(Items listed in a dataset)
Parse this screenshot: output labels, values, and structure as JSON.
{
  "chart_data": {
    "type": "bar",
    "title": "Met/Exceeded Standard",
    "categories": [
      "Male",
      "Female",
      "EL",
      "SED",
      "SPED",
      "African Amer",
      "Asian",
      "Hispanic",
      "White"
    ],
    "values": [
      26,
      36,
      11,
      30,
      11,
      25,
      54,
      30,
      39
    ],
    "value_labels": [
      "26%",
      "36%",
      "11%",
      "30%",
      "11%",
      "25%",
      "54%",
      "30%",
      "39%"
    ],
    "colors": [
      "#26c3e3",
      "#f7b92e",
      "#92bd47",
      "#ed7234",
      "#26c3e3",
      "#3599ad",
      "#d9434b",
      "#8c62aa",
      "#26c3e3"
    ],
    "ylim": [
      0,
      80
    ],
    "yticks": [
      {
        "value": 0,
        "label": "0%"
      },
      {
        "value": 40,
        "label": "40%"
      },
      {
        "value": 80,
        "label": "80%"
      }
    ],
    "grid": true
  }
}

### Exercise prompt
Write out all the lines again, exactly as they are.

### Result for this exercise
Parse this screenshot: output labels, values, and structure as JSON.
{
  "chart_data": {
    "type": "bar",
    "title": "Met/Exceeded Standard",
    "categories": [
      "Male",
      "Female",
      "EL",
      "SED",
      "SPED",
      "African Amer",
      "Asian",
      "Hispanic",
      "White"
    ],
    "values": [
      26,
      36,
      11,
      30,
      11,
      25,
      54,
      30,
      39
    ],
    "value_labels": [
      "26%",
      "36%",
      "11%",
      "30%",
      "11%",
      "25%",
      "54%",
      "30%",
      "39%"
    ],
    "colors": [
      "#26c3e3",
      "#f7b92e",
      "#92bd47",
      "#ed7234",
      "#26c3e3",
      "#3599ad",
      "#d9434b",
      "#8c62aa",
      "#26c3e3"
    ],
    "ylim": [
      0,
      80
    ],
    "yticks": [
      {
        "value": 0,
        "label": "0%"
      },
      {
        "value": 40,
        "label": "40%"
      },
      {
        "value": 80,
        "label": "80%"
      }
    ],
    "grid": true
  }
}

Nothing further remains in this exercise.